Required work: Search the records for the line with "Output a JSON". Output that line and each line after it, exactly, and stop at the end; omit pictures.

Provided entries:

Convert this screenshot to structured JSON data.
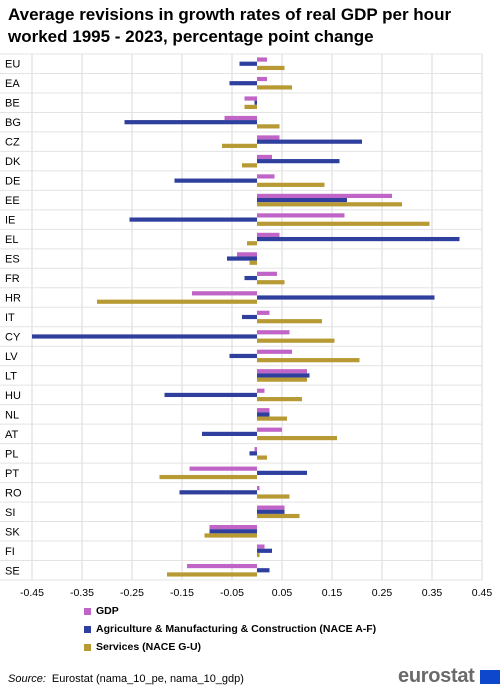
{
  "title": "Average revisions in growth rates of real GDP per hour worked 1995 - 2023, percentage point change",
  "source_label": "Source:",
  "source_text": "Eurostat (nama_10_pe, nama_10_gdp)",
  "logo_text": "eurostat",
  "chart_data": {
    "type": "bar",
    "orientation": "horizontal",
    "categories": [
      "EU",
      "EA",
      "BE",
      "BG",
      "CZ",
      "DK",
      "DE",
      "EE",
      "IE",
      "EL",
      "ES",
      "FR",
      "HR",
      "IT",
      "CY",
      "LV",
      "LT",
      "HU",
      "NL",
      "AT",
      "PL",
      "PT",
      "RO",
      "SI",
      "SK",
      "FI",
      "SE"
    ],
    "series": [
      {
        "name": "GDP",
        "color": "#c164c7",
        "values": [
          0.02,
          0.02,
          -0.025,
          -0.065,
          0.045,
          0.03,
          0.035,
          0.27,
          0.175,
          0.045,
          -0.04,
          0.04,
          -0.13,
          0.025,
          0.065,
          0.07,
          0.1,
          0.015,
          0.025,
          0.05,
          -0.005,
          -0.135,
          0.005,
          0.055,
          -0.095,
          0.015,
          -0.14
        ]
      },
      {
        "name": "Agriculture & Manufacturing & Construction  (NACE A-F)",
        "color": "#2e3f9e",
        "values": [
          -0.035,
          -0.055,
          -0.005,
          -0.265,
          0.21,
          0.165,
          -0.165,
          0.18,
          -0.255,
          0.405,
          -0.06,
          -0.025,
          0.355,
          -0.03,
          -0.45,
          -0.055,
          0.105,
          -0.185,
          0.025,
          -0.11,
          -0.015,
          0.1,
          -0.155,
          0.055,
          -0.095,
          0.03,
          0.025
        ]
      },
      {
        "name": "Services (NACE G-U)",
        "color": "#b79a34",
        "values": [
          0.055,
          0.07,
          -0.025,
          0.045,
          -0.07,
          -0.03,
          0.135,
          0.29,
          0.345,
          -0.02,
          -0.015,
          0.055,
          -0.32,
          0.13,
          0.155,
          0.205,
          0.1,
          0.09,
          0.06,
          0.16,
          0.02,
          -0.195,
          0.065,
          0.085,
          -0.105,
          0.005,
          -0.18
        ]
      }
    ],
    "xlim": [
      -0.45,
      0.45
    ],
    "xticks": [
      "-0.45",
      "-0.35",
      "-0.25",
      "-0.15",
      "-0.05",
      "0.05",
      "0.15",
      "0.25",
      "0.35",
      "0.45"
    ],
    "grid": true,
    "legend_position": "bottom"
  }
}
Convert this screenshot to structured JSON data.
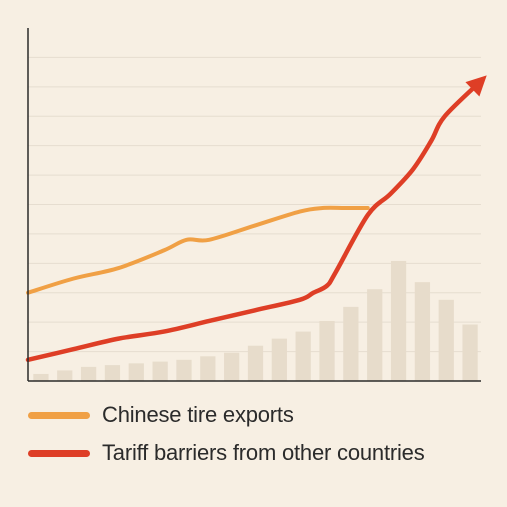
{
  "chart_data": {
    "type": "line",
    "title": "",
    "xlabel": "",
    "ylabel": "",
    "ylim": [
      0,
      100
    ],
    "gridlines": 11,
    "grid": true,
    "legend_position": "bottom",
    "bars": {
      "color": "#e7dccb",
      "values": [
        2,
        3,
        4,
        4.5,
        5,
        5.5,
        6,
        7,
        8,
        10,
        12,
        14,
        17,
        21,
        26,
        34,
        28,
        23,
        16
      ]
    },
    "series": [
      {
        "name": "Chinese tire exports",
        "color": "#f0a045",
        "x": [
          0,
          10,
          20,
          30,
          35,
          40,
          50,
          60,
          65,
          70,
          75
        ],
        "y": [
          25,
          29,
          32,
          37,
          40,
          40,
          44,
          48,
          49,
          49,
          49
        ]
      },
      {
        "name": "Tariff barriers from other countries",
        "color": "#de3e26",
        "x": [
          0,
          10,
          20,
          30,
          40,
          50,
          60,
          63,
          66,
          68,
          75,
          80,
          85,
          89,
          92,
          100
        ],
        "y": [
          6,
          9,
          12,
          14,
          17,
          20,
          23,
          25,
          27,
          31,
          47,
          53,
          60,
          68,
          75,
          85
        ]
      }
    ]
  }
}
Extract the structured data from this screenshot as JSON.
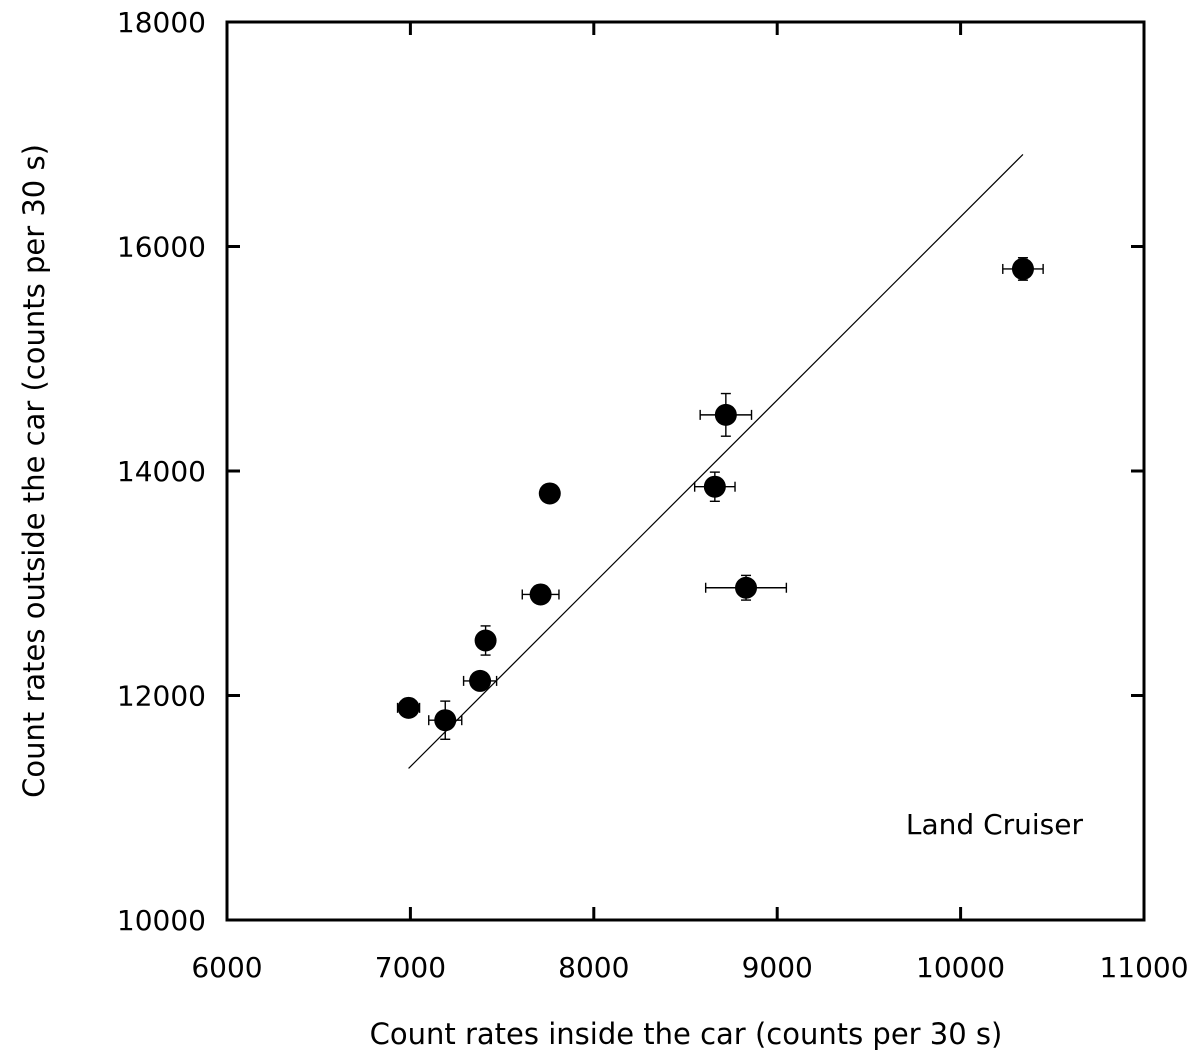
{
  "chart_data": {
    "type": "scatter",
    "xlabel": "Count rates inside the car (counts per 30 s)",
    "ylabel": "Count rates outside the car (counts per 30 s)",
    "xlim": [
      6000,
      11000
    ],
    "ylim": [
      10000,
      18000
    ],
    "xticks": [
      6000,
      7000,
      8000,
      9000,
      10000,
      11000
    ],
    "yticks": [
      10000,
      12000,
      14000,
      16000,
      18000
    ],
    "xtick_labels": [
      "6000",
      "7000",
      "8000",
      "9000",
      "10000",
      "11000"
    ],
    "ytick_labels": [
      "10000",
      "12000",
      "14000",
      "16000",
      "18000"
    ],
    "annotation": "Land Cruiser",
    "grid": false,
    "series": [
      {
        "points": [
          {
            "x": 6990,
            "y": 11890,
            "xerr": 60,
            "yerr": 60
          },
          {
            "x": 7190,
            "y": 11780,
            "xerr": 90,
            "yerr": 170
          },
          {
            "x": 7380,
            "y": 12130,
            "xerr": 90,
            "yerr": 40
          },
          {
            "x": 7410,
            "y": 12490,
            "xerr": 25,
            "yerr": 130
          },
          {
            "x": 7710,
            "y": 12900,
            "xerr": 100,
            "yerr": 40
          },
          {
            "x": 7760,
            "y": 13800,
            "xerr": 40,
            "yerr": 40
          },
          {
            "x": 8660,
            "y": 13860,
            "xerr": 110,
            "yerr": 130
          },
          {
            "x": 8720,
            "y": 14500,
            "xerr": 140,
            "yerr": 190
          },
          {
            "x": 8830,
            "y": 12960,
            "xerr": 220,
            "yerr": 110
          },
          {
            "x": 10340,
            "y": 15800,
            "xerr": 110,
            "yerr": 100
          }
        ],
        "color": "#000000"
      }
    ],
    "fit_line": {
      "x": [
        6990,
        10340
      ],
      "y": [
        11350,
        16820
      ],
      "color": "#000000"
    }
  }
}
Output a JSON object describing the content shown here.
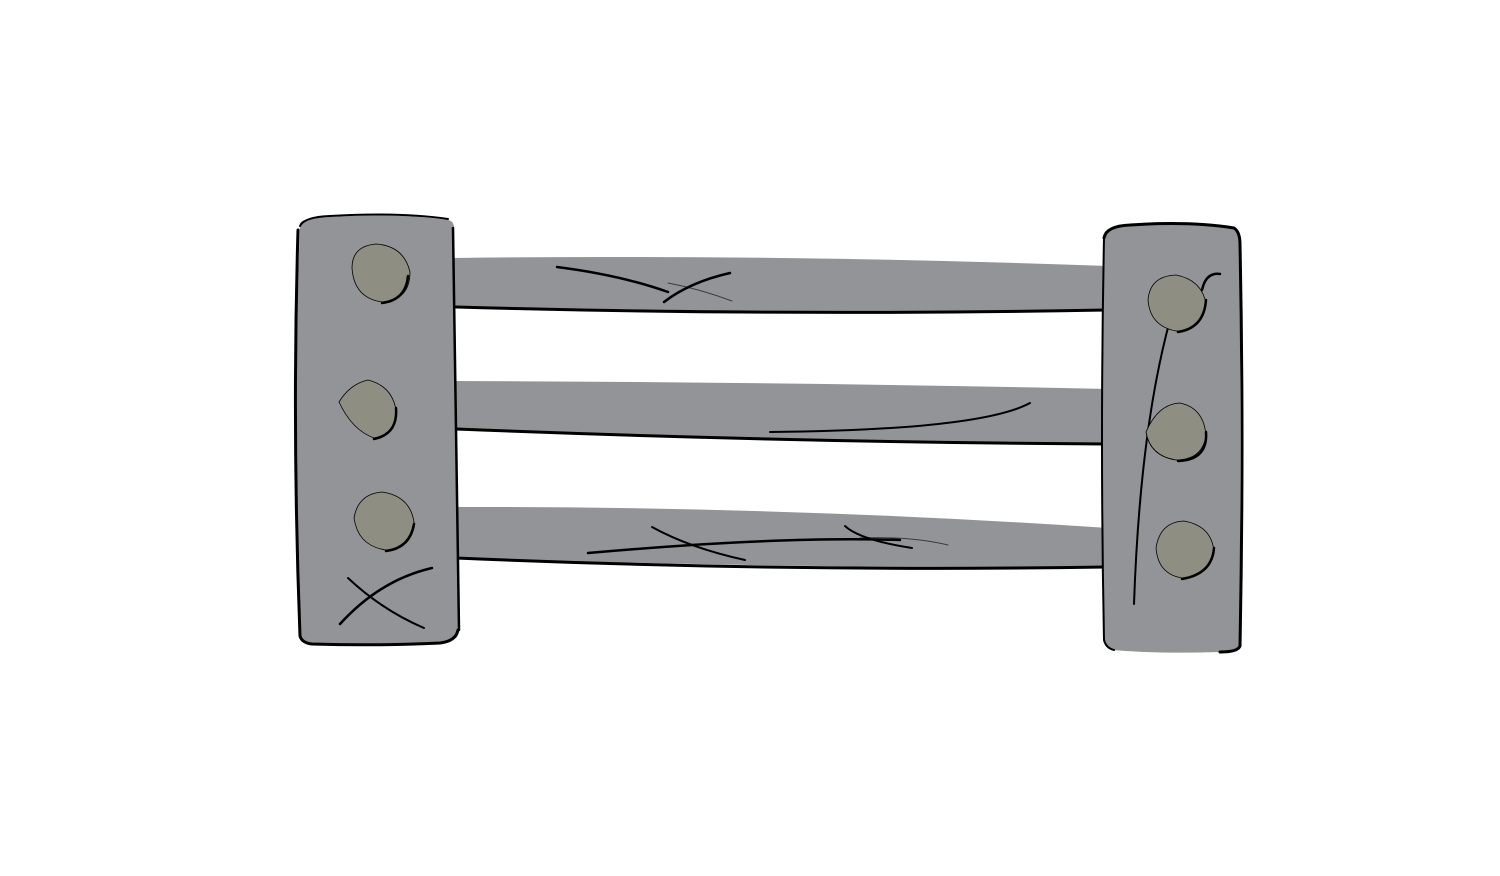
{
  "illustration": {
    "subject": "fence",
    "rail_count": 3,
    "post_count": 2,
    "nails_per_post": 3
  },
  "colors": {
    "background": "#ffffff",
    "wood": "#939497",
    "nail": "#8e8e83",
    "outline": "#000000"
  }
}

Answer:
Output a JSON object describing the content shown here.
{
  "illustration": {
    "subject": "fence",
    "rail_count": 3,
    "post_count": 2,
    "nails_per_post": 3
  },
  "colors": {
    "background": "#ffffff",
    "wood": "#939497",
    "nail": "#8e8e83",
    "outline": "#000000"
  }
}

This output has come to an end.